→ **PROBLEM DETAILS**:
Using the data below, copy every line that contains the word "сборки".
::::::::::
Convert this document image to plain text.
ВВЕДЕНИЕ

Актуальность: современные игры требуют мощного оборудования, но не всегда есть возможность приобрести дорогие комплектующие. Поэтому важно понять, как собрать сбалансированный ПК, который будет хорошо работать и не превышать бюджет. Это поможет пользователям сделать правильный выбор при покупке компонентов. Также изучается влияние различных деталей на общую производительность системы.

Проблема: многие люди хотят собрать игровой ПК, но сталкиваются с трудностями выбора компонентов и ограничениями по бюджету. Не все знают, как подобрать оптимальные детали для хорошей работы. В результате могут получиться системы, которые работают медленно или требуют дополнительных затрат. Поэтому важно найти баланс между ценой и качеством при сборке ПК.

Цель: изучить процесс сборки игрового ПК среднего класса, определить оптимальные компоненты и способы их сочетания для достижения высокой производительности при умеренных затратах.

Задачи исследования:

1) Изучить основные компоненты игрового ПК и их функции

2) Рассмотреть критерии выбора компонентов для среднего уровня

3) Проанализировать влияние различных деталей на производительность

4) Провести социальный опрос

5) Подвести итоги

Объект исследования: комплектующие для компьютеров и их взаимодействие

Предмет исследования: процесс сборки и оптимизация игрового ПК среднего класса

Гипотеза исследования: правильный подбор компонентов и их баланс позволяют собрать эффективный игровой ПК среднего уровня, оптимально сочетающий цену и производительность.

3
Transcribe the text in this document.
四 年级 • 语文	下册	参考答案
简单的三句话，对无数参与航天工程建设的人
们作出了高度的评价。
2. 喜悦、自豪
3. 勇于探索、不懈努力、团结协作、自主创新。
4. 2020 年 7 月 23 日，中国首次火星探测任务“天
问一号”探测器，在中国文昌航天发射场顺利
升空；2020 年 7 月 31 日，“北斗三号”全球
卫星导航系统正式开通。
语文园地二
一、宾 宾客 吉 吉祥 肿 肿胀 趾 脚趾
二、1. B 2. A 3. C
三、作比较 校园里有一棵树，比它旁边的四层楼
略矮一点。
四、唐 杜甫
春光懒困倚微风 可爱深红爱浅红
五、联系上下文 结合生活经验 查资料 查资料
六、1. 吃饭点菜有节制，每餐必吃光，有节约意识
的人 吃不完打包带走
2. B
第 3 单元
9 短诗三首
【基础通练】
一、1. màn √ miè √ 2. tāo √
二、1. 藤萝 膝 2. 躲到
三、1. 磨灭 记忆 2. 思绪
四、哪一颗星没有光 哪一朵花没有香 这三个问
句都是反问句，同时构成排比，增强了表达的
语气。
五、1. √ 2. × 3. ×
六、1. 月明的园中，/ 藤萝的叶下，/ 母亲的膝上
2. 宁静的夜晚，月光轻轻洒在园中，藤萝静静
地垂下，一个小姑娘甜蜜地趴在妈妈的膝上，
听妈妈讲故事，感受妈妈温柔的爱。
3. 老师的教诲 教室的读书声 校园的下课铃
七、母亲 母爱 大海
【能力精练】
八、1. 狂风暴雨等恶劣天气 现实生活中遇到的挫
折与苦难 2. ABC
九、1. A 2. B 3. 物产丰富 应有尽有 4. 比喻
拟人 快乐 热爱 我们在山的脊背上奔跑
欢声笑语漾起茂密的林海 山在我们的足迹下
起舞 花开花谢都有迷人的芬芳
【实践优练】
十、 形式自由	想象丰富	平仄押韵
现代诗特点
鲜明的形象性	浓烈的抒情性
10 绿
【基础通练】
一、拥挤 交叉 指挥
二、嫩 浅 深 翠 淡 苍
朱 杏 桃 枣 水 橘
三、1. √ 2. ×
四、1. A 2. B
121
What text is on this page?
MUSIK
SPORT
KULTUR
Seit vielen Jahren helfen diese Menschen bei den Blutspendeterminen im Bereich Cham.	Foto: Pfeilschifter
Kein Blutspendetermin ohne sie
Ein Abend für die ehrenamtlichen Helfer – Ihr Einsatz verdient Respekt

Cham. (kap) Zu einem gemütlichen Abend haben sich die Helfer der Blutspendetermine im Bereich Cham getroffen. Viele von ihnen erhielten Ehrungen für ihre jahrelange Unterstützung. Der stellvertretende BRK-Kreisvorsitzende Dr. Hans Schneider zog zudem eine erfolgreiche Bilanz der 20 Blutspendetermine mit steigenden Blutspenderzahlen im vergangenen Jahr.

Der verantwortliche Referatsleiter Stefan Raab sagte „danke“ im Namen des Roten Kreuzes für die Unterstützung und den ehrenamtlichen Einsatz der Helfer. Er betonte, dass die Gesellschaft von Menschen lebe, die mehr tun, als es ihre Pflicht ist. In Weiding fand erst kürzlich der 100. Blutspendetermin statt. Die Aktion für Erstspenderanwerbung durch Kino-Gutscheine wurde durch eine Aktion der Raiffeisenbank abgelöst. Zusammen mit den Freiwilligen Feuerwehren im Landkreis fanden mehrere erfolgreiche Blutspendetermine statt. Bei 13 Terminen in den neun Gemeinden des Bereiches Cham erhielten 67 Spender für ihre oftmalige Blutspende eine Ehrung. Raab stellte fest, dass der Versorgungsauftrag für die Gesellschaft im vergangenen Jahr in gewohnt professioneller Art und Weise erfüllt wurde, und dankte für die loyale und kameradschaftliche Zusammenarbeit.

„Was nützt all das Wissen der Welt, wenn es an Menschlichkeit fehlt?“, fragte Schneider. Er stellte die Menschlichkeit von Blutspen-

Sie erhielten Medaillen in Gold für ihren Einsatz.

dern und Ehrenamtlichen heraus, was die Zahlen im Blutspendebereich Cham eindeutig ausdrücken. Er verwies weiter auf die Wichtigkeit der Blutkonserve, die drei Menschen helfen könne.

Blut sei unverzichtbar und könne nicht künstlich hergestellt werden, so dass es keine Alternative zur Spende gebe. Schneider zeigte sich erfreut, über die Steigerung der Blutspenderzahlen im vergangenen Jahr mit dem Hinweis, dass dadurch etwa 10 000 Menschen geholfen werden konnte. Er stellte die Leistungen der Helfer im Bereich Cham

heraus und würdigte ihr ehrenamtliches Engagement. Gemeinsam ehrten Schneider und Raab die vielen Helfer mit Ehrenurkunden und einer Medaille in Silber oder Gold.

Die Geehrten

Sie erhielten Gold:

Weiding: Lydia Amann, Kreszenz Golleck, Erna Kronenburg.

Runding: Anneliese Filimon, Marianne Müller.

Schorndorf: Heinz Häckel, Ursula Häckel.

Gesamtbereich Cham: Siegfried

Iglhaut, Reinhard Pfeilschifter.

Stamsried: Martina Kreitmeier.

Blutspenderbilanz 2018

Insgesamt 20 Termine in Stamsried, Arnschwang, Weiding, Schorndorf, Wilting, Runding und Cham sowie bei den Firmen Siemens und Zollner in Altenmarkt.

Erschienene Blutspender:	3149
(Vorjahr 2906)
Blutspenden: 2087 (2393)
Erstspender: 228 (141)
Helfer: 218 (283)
::::::::::
→ **ANSWER FOR THIS EXERCISE**:
Цель: изучить процесс сборки игрового ПК среднего класса, определить оптимальные компоненты и способы их сочетания для достижения высокой производительности при умеренных затратах.
Предмет исследования: процесс сборки и оптимизация игрового ПК среднего класса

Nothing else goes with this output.